**SET TASK**
Transcribe the material word for word, but without the images.
[Begin PROVIDED DATA]
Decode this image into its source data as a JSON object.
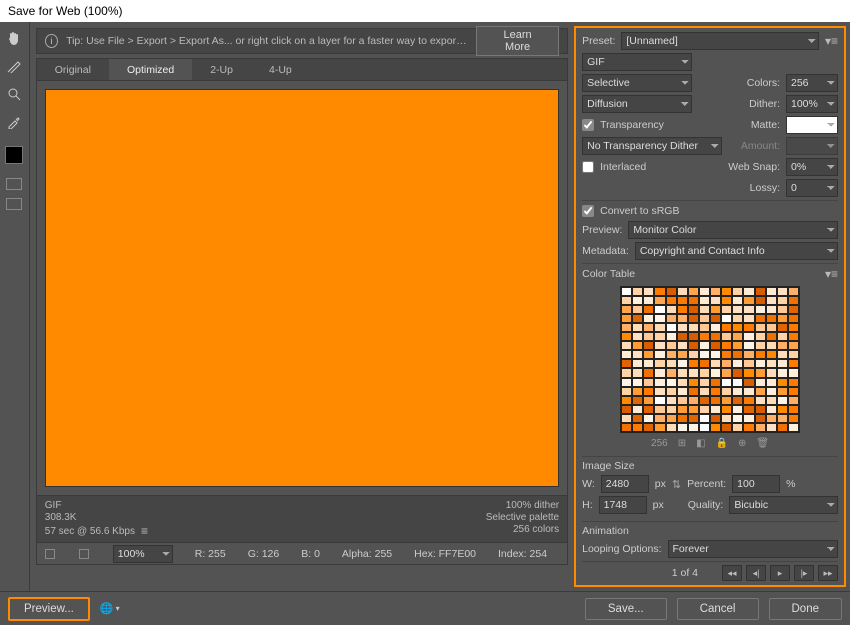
{
  "window": {
    "title": "Save for Web (100%)"
  },
  "tip": {
    "text": "Tip: Use File > Export > Export As... or right click on a layer for a faster way to export assets",
    "learn_more": "Learn More"
  },
  "tabs": {
    "original": "Original",
    "optimized": "Optimized",
    "two_up": "2-Up",
    "four_up": "4-Up"
  },
  "preview_info": {
    "format": "GIF",
    "size": "308.3K",
    "time": "57 sec @ 56.6 Kbps",
    "dither": "100% dither",
    "palette": "Selective palette",
    "colors": "256 colors"
  },
  "readout": {
    "zoom": "100%",
    "r": "R: 255",
    "g": "G: 126",
    "b": "B: 0",
    "alpha": "Alpha: 255",
    "hex": "Hex: FF7E00",
    "index": "Index: 254"
  },
  "bottom": {
    "preview": "Preview...",
    "save": "Save...",
    "cancel": "Cancel",
    "done": "Done"
  },
  "panel": {
    "preset_label": "Preset:",
    "preset_value": "[Unnamed]",
    "format": "GIF",
    "reduction": "Selective",
    "colors_label": "Colors:",
    "colors_value": "256",
    "dither_method": "Diffusion",
    "dither_label": "Dither:",
    "dither_value": "100%",
    "transparency": "Transparency",
    "matte_label": "Matte:",
    "trans_dither": "No Transparency Dither",
    "amount_label": "Amount:",
    "interlaced": "Interlaced",
    "websnap_label": "Web Snap:",
    "websnap_value": "0%",
    "lossy_label": "Lossy:",
    "lossy_value": "0",
    "srgb": "Convert to sRGB",
    "preview_label": "Preview:",
    "preview_value": "Monitor Color",
    "metadata_label": "Metadata:",
    "metadata_value": "Copyright and Contact Info",
    "color_table_label": "Color Table",
    "ct_count": "256",
    "image_size_label": "Image Size",
    "w_label": "W:",
    "w_value": "2480",
    "px": "px",
    "h_label": "H:",
    "h_value": "1748",
    "percent_label": "Percent:",
    "percent_value": "100",
    "percent_unit": "%",
    "quality_label": "Quality:",
    "quality_value": "Bicubic",
    "animation_label": "Animation",
    "looping_label": "Looping Options:",
    "looping_value": "Forever",
    "frame": "1 of 4"
  },
  "swatches": [
    "#ff8a00",
    "#ffb066",
    "#ffdcb8",
    "#fff4e8",
    "#ffffff",
    "#ff7a00",
    "#ffc894",
    "#e06500",
    "#ffead3",
    "#ff9c33",
    "#ffd3a6",
    "#fff0dd",
    "#ffa64d",
    "#f07000",
    "#ffe0c2",
    "#d85c00"
  ]
}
[End PROVIDED DATA]
**RESULT OF THE EXERCISE**
Decode this image into its source data as a JSON object.
{
  "window": {
    "title": "Save for Web (100%)"
  },
  "tip": {
    "text": "Tip: Use File > Export > Export As... or right click on a layer for a faster way to export assets",
    "learn_more": "Learn More"
  },
  "tabs": {
    "original": "Original",
    "optimized": "Optimized",
    "two_up": "2-Up",
    "four_up": "4-Up"
  },
  "preview_info": {
    "format": "GIF",
    "size": "308.3K",
    "time": "57 sec @ 56.6 Kbps",
    "dither": "100% dither",
    "palette": "Selective palette",
    "colors": "256 colors"
  },
  "readout": {
    "zoom": "100%",
    "r": "R: 255",
    "g": "G: 126",
    "b": "B: 0",
    "alpha": "Alpha: 255",
    "hex": "Hex: FF7E00",
    "index": "Index: 254"
  },
  "bottom": {
    "preview": "Preview...",
    "save": "Save...",
    "cancel": "Cancel",
    "done": "Done"
  },
  "panel": {
    "preset_label": "Preset:",
    "preset_value": "[Unnamed]",
    "format": "GIF",
    "reduction": "Selective",
    "colors_label": "Colors:",
    "colors_value": "256",
    "dither_method": "Diffusion",
    "dither_label": "Dither:",
    "dither_value": "100%",
    "transparency": "Transparency",
    "matte_label": "Matte:",
    "trans_dither": "No Transparency Dither",
    "amount_label": "Amount:",
    "interlaced": "Interlaced",
    "websnap_label": "Web Snap:",
    "websnap_value": "0%",
    "lossy_label": "Lossy:",
    "lossy_value": "0",
    "srgb": "Convert to sRGB",
    "preview_label": "Preview:",
    "preview_value": "Monitor Color",
    "metadata_label": "Metadata:",
    "metadata_value": "Copyright and Contact Info",
    "color_table_label": "Color Table",
    "ct_count": "256",
    "image_size_label": "Image Size",
    "w_label": "W:",
    "w_value": "2480",
    "px": "px",
    "h_label": "H:",
    "h_value": "1748",
    "percent_label": "Percent:",
    "percent_value": "100",
    "percent_unit": "%",
    "quality_label": "Quality:",
    "quality_value": "Bicubic",
    "animation_label": "Animation",
    "looping_label": "Looping Options:",
    "looping_value": "Forever",
    "frame": "1 of 4"
  },
  "swatches": [
    "#ff8a00",
    "#ffb066",
    "#ffdcb8",
    "#fff4e8",
    "#ffffff",
    "#ff7a00",
    "#ffc894",
    "#e06500",
    "#ffead3",
    "#ff9c33",
    "#ffd3a6",
    "#fff0dd",
    "#ffa64d",
    "#f07000",
    "#ffe0c2",
    "#d85c00"
  ]
}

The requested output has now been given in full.